[Collection entries]
--------

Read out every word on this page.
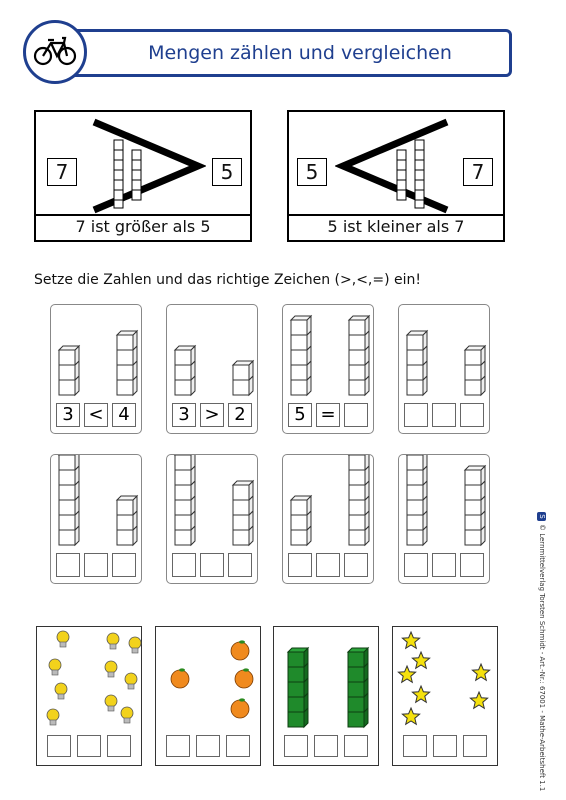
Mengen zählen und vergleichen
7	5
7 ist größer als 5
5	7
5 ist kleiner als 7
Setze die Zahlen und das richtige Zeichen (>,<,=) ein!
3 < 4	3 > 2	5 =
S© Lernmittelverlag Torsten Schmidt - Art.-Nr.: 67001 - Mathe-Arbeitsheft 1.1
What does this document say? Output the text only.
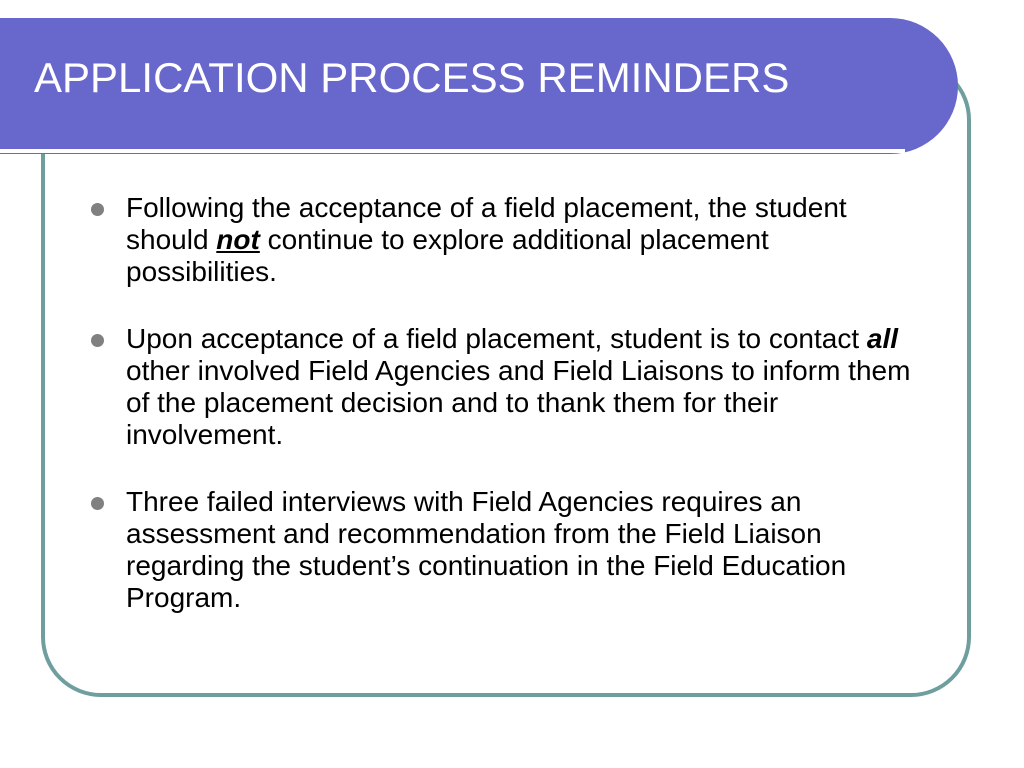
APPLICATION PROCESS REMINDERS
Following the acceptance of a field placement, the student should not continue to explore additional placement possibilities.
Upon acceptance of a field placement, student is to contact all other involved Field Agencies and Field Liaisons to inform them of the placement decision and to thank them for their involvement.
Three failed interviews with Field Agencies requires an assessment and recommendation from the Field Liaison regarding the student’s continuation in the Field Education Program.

--------

● TASK DETAILS
The lines above form a set of records; determine how many of them contain the string "student" and give that number alone.

● SOLUTION
3